# TASKS TO COMPLETE
A) In the text on credit union growth, how much did membership shrink at credit unions with $20 million or less in the 12 months ending in September?
B) Reproduce the part of the credit union text that opens with the words containing "Steve Rick, chief" and closes with "was at 3.4%.".
C) List every figure in the credit union text that is written with a percent sign.

# TEXT BLOCK
--- Start ---

Perhaps one of the biggest surprises, however, was a reversal of a long-running trend of smaller credit unions largely being left out of all of these positive numbers — but not this time.

Filson said smaller credit unions are posting some "extraordinary" growth rates, with some doubling their portfolios over the last year.

"Just because a credit union does not have size does not mean it cannot have a dynamic balance sheet," he said.

Steve Rick, chief economist at CUNA Mutual Group, noted that CUs with assets between $20 million and $50 million have seen loan growth of 1.8% in the last 12 months. While that's more than 10 percentage points below large credit unions, "at least it's back to positive territory," he said.

The bigger problem for small institutions, according to Rick, is that in many cases "membership is still not there."

Membership at CUs with $20 million or less shrank by 1.6% in the 12 months ending in September, whereas overall membership growth was at 3.4%.

But on a macro level, CUs have been experiencing an "explosion" of membership growth not seen in 20 years, according to Rick. And, three years after Bank Transfer Day, some of the growth has started to trickle down to smaller credit unions.

--- End ---

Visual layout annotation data
--- Start ---

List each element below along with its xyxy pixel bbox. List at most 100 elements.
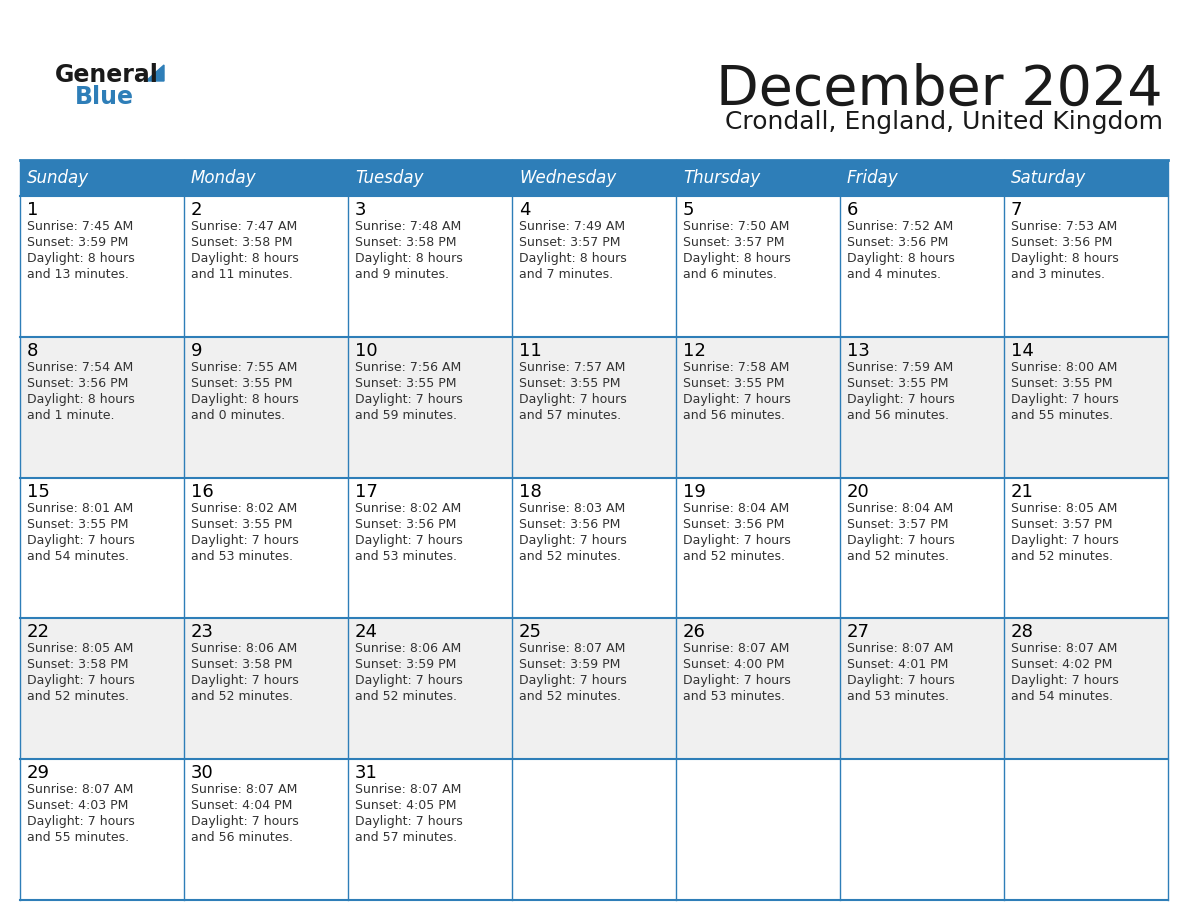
Bar xyxy=(20,477,184,619)
Text: Sunrise: 7:56 AM: Sunrise: 7:56 AM xyxy=(355,361,461,374)
Bar xyxy=(676,337,840,477)
Text: Sunset: 3:56 PM: Sunset: 3:56 PM xyxy=(683,518,784,531)
Text: 27: 27 xyxy=(847,623,870,642)
Text: 6: 6 xyxy=(847,201,859,219)
Text: Sunset: 4:04 PM: Sunset: 4:04 PM xyxy=(191,800,292,812)
Text: Sunset: 4:03 PM: Sunset: 4:03 PM xyxy=(27,800,128,812)
Text: Sunrise: 7:58 AM: Sunrise: 7:58 AM xyxy=(683,361,789,374)
Text: Daylight: 7 hours: Daylight: 7 hours xyxy=(355,533,463,546)
Text: Friday: Friday xyxy=(847,169,899,187)
Bar xyxy=(20,337,184,477)
Polygon shape xyxy=(146,65,164,81)
Bar xyxy=(512,619,676,759)
Text: Daylight: 7 hours: Daylight: 7 hours xyxy=(847,675,955,688)
Text: Sunset: 3:57 PM: Sunset: 3:57 PM xyxy=(847,518,948,531)
Text: and 9 minutes.: and 9 minutes. xyxy=(355,268,449,281)
Bar xyxy=(1004,196,1168,337)
Text: Daylight: 8 hours: Daylight: 8 hours xyxy=(1011,252,1119,265)
Text: Daylight: 7 hours: Daylight: 7 hours xyxy=(191,675,298,688)
Text: 29: 29 xyxy=(27,764,50,782)
Text: Blue: Blue xyxy=(75,85,134,109)
Text: and 6 minutes.: and 6 minutes. xyxy=(683,268,777,281)
Text: and 59 minutes.: and 59 minutes. xyxy=(355,409,457,421)
Text: Sunset: 3:58 PM: Sunset: 3:58 PM xyxy=(191,658,292,671)
Text: and 11 minutes.: and 11 minutes. xyxy=(191,268,293,281)
Bar xyxy=(512,759,676,900)
Text: and 53 minutes.: and 53 minutes. xyxy=(683,690,785,703)
Text: and 3 minutes.: and 3 minutes. xyxy=(1011,268,1105,281)
Text: Sunset: 3:57 PM: Sunset: 3:57 PM xyxy=(683,236,784,249)
Text: Sunrise: 8:04 AM: Sunrise: 8:04 AM xyxy=(683,501,789,515)
Text: and 53 minutes.: and 53 minutes. xyxy=(191,550,293,563)
Bar xyxy=(184,196,348,337)
Text: Sunrise: 7:53 AM: Sunrise: 7:53 AM xyxy=(1011,220,1117,233)
Bar xyxy=(676,196,840,337)
Text: Daylight: 7 hours: Daylight: 7 hours xyxy=(191,533,298,546)
Text: Saturday: Saturday xyxy=(1011,169,1086,187)
Text: Sunrise: 8:06 AM: Sunrise: 8:06 AM xyxy=(191,643,297,655)
Text: Thursday: Thursday xyxy=(683,169,760,187)
Text: Daylight: 7 hours: Daylight: 7 hours xyxy=(519,393,627,406)
Text: 12: 12 xyxy=(683,341,706,360)
Text: Sunrise: 7:54 AM: Sunrise: 7:54 AM xyxy=(27,361,133,374)
Text: Daylight: 7 hours: Daylight: 7 hours xyxy=(519,675,627,688)
Text: Sunset: 3:57 PM: Sunset: 3:57 PM xyxy=(1011,518,1112,531)
Text: Sunrise: 8:07 AM: Sunrise: 8:07 AM xyxy=(847,643,954,655)
Text: Sunset: 3:56 PM: Sunset: 3:56 PM xyxy=(355,518,456,531)
Bar xyxy=(1004,619,1168,759)
Text: 30: 30 xyxy=(191,764,214,782)
Text: Daylight: 8 hours: Daylight: 8 hours xyxy=(847,252,955,265)
Text: and 54 minutes.: and 54 minutes. xyxy=(1011,690,1113,703)
Bar xyxy=(20,160,1168,196)
Text: 18: 18 xyxy=(519,483,542,500)
Text: 28: 28 xyxy=(1011,623,1034,642)
Text: 16: 16 xyxy=(191,483,214,500)
Text: and 53 minutes.: and 53 minutes. xyxy=(355,550,457,563)
Text: Sunset: 3:58 PM: Sunset: 3:58 PM xyxy=(355,236,456,249)
Text: Sunrise: 8:07 AM: Sunrise: 8:07 AM xyxy=(355,783,461,796)
Text: 22: 22 xyxy=(27,623,50,642)
Text: Sunset: 3:56 PM: Sunset: 3:56 PM xyxy=(27,376,128,390)
Text: Wednesday: Wednesday xyxy=(519,169,617,187)
Text: and 1 minute.: and 1 minute. xyxy=(27,409,114,421)
Text: Sunset: 3:59 PM: Sunset: 3:59 PM xyxy=(519,658,620,671)
Text: Daylight: 7 hours: Daylight: 7 hours xyxy=(1011,533,1119,546)
Text: Daylight: 7 hours: Daylight: 7 hours xyxy=(847,393,955,406)
Text: and 13 minutes.: and 13 minutes. xyxy=(27,268,128,281)
Bar xyxy=(184,337,348,477)
Text: Sunset: 4:00 PM: Sunset: 4:00 PM xyxy=(683,658,784,671)
Text: Monday: Monday xyxy=(191,169,257,187)
Text: Daylight: 8 hours: Daylight: 8 hours xyxy=(683,252,791,265)
Bar xyxy=(512,477,676,619)
Bar xyxy=(348,477,512,619)
Text: 1: 1 xyxy=(27,201,38,219)
Bar xyxy=(676,619,840,759)
Text: Sunrise: 8:01 AM: Sunrise: 8:01 AM xyxy=(27,501,133,515)
Text: Daylight: 7 hours: Daylight: 7 hours xyxy=(683,675,791,688)
Text: 15: 15 xyxy=(27,483,50,500)
Text: Sunset: 3:58 PM: Sunset: 3:58 PM xyxy=(27,658,128,671)
Bar xyxy=(676,477,840,619)
Bar xyxy=(348,337,512,477)
Text: and 52 minutes.: and 52 minutes. xyxy=(683,550,785,563)
Text: Sunrise: 8:05 AM: Sunrise: 8:05 AM xyxy=(27,643,133,655)
Text: Sunset: 3:59 PM: Sunset: 3:59 PM xyxy=(355,658,456,671)
Text: Daylight: 7 hours: Daylight: 7 hours xyxy=(355,815,463,828)
Text: Sunrise: 8:04 AM: Sunrise: 8:04 AM xyxy=(847,501,953,515)
Text: 25: 25 xyxy=(519,623,542,642)
Text: Sunday: Sunday xyxy=(27,169,89,187)
Text: and 4 minutes.: and 4 minutes. xyxy=(847,268,941,281)
Text: and 56 minutes.: and 56 minutes. xyxy=(683,409,785,421)
Bar xyxy=(840,759,1004,900)
Text: Daylight: 7 hours: Daylight: 7 hours xyxy=(1011,675,1119,688)
Bar xyxy=(840,477,1004,619)
Text: 9: 9 xyxy=(191,341,202,360)
Text: and 0 minutes.: and 0 minutes. xyxy=(191,409,285,421)
Text: and 57 minutes.: and 57 minutes. xyxy=(355,831,457,845)
Bar xyxy=(512,337,676,477)
Text: Sunrise: 7:55 AM: Sunrise: 7:55 AM xyxy=(191,361,297,374)
Bar xyxy=(20,759,184,900)
Text: Sunset: 3:55 PM: Sunset: 3:55 PM xyxy=(847,376,948,390)
Text: Sunset: 3:55 PM: Sunset: 3:55 PM xyxy=(27,518,128,531)
Text: December 2024: December 2024 xyxy=(716,63,1163,117)
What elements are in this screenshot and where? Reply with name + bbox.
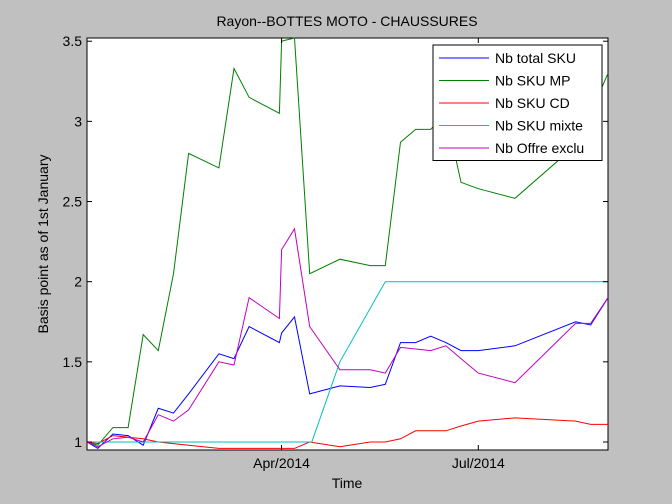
legend-label: Nb SKU MP: [495, 73, 570, 89]
legend-label: Nb SKU mixte: [495, 118, 583, 134]
legend-label: Nb total SKU: [495, 50, 576, 66]
series-line-2: [86, 417, 608, 449]
chart-title: Rayon--BOTTES MOTO - CHAUSSURES: [216, 13, 477, 29]
x-tick-label: Apr/2014: [253, 455, 310, 471]
y-tick-label: 3.5: [63, 33, 83, 49]
legend-label: Nb Offre exclu: [495, 140, 584, 156]
y-tick-label: 3: [74, 113, 82, 129]
legend-label: Nb SKU CD: [495, 95, 570, 111]
y-tick-label: 1.5: [63, 354, 83, 370]
y-tick-label: 1: [74, 434, 82, 450]
y-tick-label: 2.5: [63, 194, 83, 210]
x-tick-label: Jul/2014: [452, 455, 505, 471]
legend: Nb total SKU Nb SKU MP Nb SKU CD Nb SKU mix…: [432, 44, 603, 161]
y-axis-label: Basis point as of 1st January: [35, 155, 51, 334]
series-layer: [86, 37, 609, 450]
legend-box: [432, 44, 603, 161]
series-line-1: [86, 37, 609, 446]
series-line-3: [87, 281, 608, 443]
y-tick-label: 2: [74, 274, 82, 290]
series-line-0: [86, 297, 609, 450]
series-line-4: [86, 227, 609, 448]
axes-layer: 1 1.5 2 2.5 3 3.5 Apr/2014 Jul/2014: [63, 33, 608, 471]
x-axis-label: Time: [332, 475, 363, 491]
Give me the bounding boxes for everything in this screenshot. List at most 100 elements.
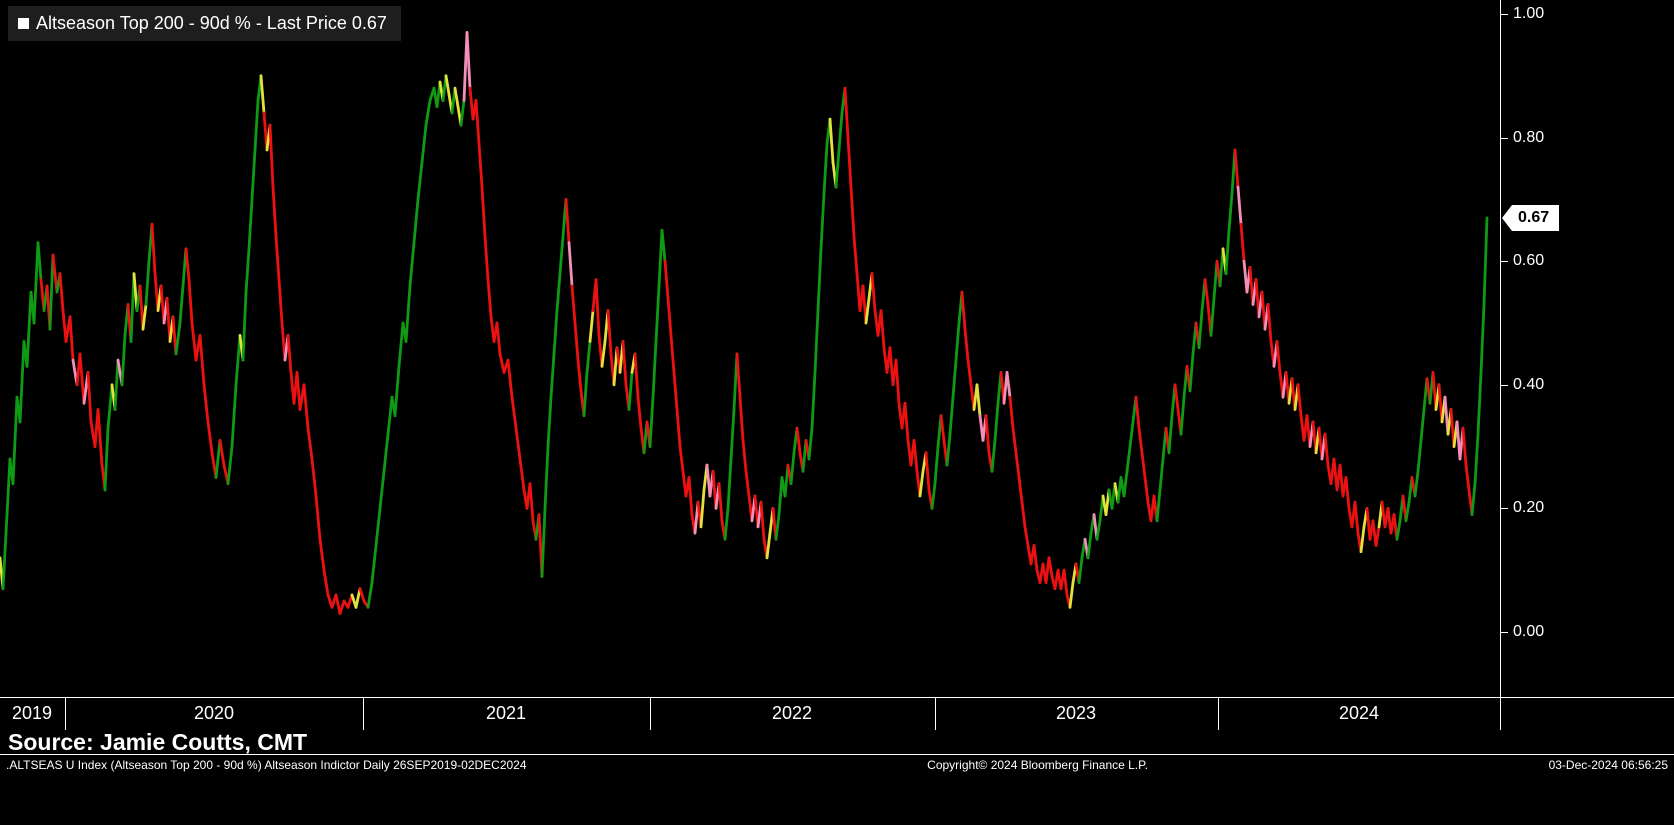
series-segment xyxy=(1416,438,1423,473)
series-segment xyxy=(948,395,955,436)
series-segment xyxy=(1173,383,1180,411)
x-axis-tick xyxy=(363,697,364,730)
series-segment xyxy=(1020,500,1027,529)
series-segment xyxy=(404,284,412,343)
series-segment xyxy=(4,457,12,535)
series-segment xyxy=(546,395,553,449)
series-segment xyxy=(514,426,522,461)
x-axis-tick xyxy=(935,697,936,730)
series-segment xyxy=(1005,370,1012,399)
series-segment xyxy=(852,235,859,276)
series-segment xyxy=(144,259,151,306)
series-segment xyxy=(113,358,120,411)
series-segment xyxy=(120,333,127,387)
series-segment xyxy=(651,340,658,399)
series-segment xyxy=(600,340,607,368)
series-segment xyxy=(424,99,432,127)
series-segment xyxy=(129,272,136,343)
series-segment xyxy=(813,309,820,374)
series-segment xyxy=(549,352,556,399)
y-axis-label: 0.40 xyxy=(1513,375,1545,393)
x-axis-label: 2023 xyxy=(1055,703,1097,723)
chart-legend-box: Altseason Top 200 - 90d % - Last Price 0… xyxy=(8,6,401,41)
series-segment xyxy=(774,513,781,541)
source-attribution: Source: Jamie Coutts, CMT xyxy=(8,729,308,755)
series-segment xyxy=(1077,556,1084,584)
series-segment xyxy=(582,370,589,418)
series-segment xyxy=(990,438,997,473)
series-segment xyxy=(1419,408,1426,442)
series-segment xyxy=(1197,309,1204,350)
series-segment xyxy=(585,340,592,374)
series-segment xyxy=(717,482,724,523)
series-segment xyxy=(310,457,318,498)
series-segment xyxy=(1479,303,1486,374)
x-axis-label: 2024 xyxy=(1338,703,1380,723)
series-segment xyxy=(954,321,961,362)
series-segment xyxy=(268,123,275,189)
series-segment xyxy=(951,358,958,399)
series-segment xyxy=(594,278,601,337)
series-segment xyxy=(206,420,214,455)
series-segment xyxy=(777,476,784,516)
y-axis-tick xyxy=(1500,137,1508,139)
series-segment xyxy=(765,531,772,560)
series-segment xyxy=(738,395,745,442)
series-segment xyxy=(723,506,730,541)
series-segment xyxy=(250,148,257,201)
series-segment xyxy=(234,333,242,387)
series-segment xyxy=(302,383,310,430)
series-segment xyxy=(759,500,766,541)
series-segment xyxy=(474,99,481,146)
series-segment xyxy=(1470,482,1477,516)
series-segment xyxy=(1167,414,1174,455)
series-segment xyxy=(1275,340,1282,374)
series-segment xyxy=(933,445,940,486)
series-segment xyxy=(1359,525,1366,554)
series-segment xyxy=(789,451,796,486)
series-segment xyxy=(729,408,736,461)
series-segment xyxy=(444,74,451,96)
series-segment xyxy=(277,278,284,325)
series-segment xyxy=(1266,303,1273,343)
series-segment xyxy=(518,457,526,492)
series-segment xyxy=(918,469,925,498)
series-segment xyxy=(218,438,226,467)
series-segment xyxy=(576,358,583,393)
series-segment xyxy=(543,445,550,510)
series-segment xyxy=(1122,469,1129,498)
series-segment xyxy=(621,340,628,387)
x-axis-label: 2020 xyxy=(193,703,235,723)
series-segment xyxy=(271,185,278,238)
series-segment xyxy=(247,197,254,251)
series-segment xyxy=(633,352,640,399)
series-segment xyxy=(214,438,222,479)
series-segment xyxy=(930,482,937,510)
series-segment xyxy=(819,191,826,251)
series-segment xyxy=(68,315,75,362)
series-segment xyxy=(386,395,394,436)
series-segment xyxy=(374,506,382,547)
series-segment xyxy=(1134,395,1141,430)
terminal-footer-bar: .ALTSEAS U Index (Altseason Top 200 - 90… xyxy=(0,754,1674,775)
series-segment xyxy=(960,290,967,331)
series-segment xyxy=(1179,395,1186,436)
altseason-line-series xyxy=(0,31,1489,615)
series-segment xyxy=(174,321,182,356)
y-axis-tick xyxy=(1500,384,1508,386)
series-segment xyxy=(1476,370,1483,436)
series-segment xyxy=(459,99,466,127)
series-segment xyxy=(822,142,829,195)
series-segment xyxy=(416,160,424,201)
series-segment xyxy=(846,136,853,189)
series-segment xyxy=(1473,432,1480,486)
chart-title: Altseason Top 200 - 90d % - Last Price 0… xyxy=(36,13,387,33)
price-chart-plot-area[interactable] xyxy=(0,0,1505,697)
x-axis-tick xyxy=(1218,697,1219,730)
series-segment xyxy=(1017,476,1024,504)
series-segment xyxy=(190,321,198,362)
series-segment xyxy=(735,352,742,399)
series-segment xyxy=(184,247,191,282)
series-segment xyxy=(1014,451,1021,479)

--- End ---

# TASK ANSWERS
A) It shrank by 1.6%.

B)
Steve Rick, chief economist at CUNA Mutual Group, noted that CUs with assets between $20 million and $50 million have seen loan growth of 1.8% in the last 12 months. While that's more than 10 percentage points below large credit unions, "at least it's back to positive territory," he said.

The bigger problem for small institutions, according to Rick, is that in many cases "membership is still not there."

Membership at CUs with $20 million or less shrank by 1.6% in the 12 months ending in September, whereas overall membership growth was at 3.4%.

C) 1.8%, 1.6%, 3.4%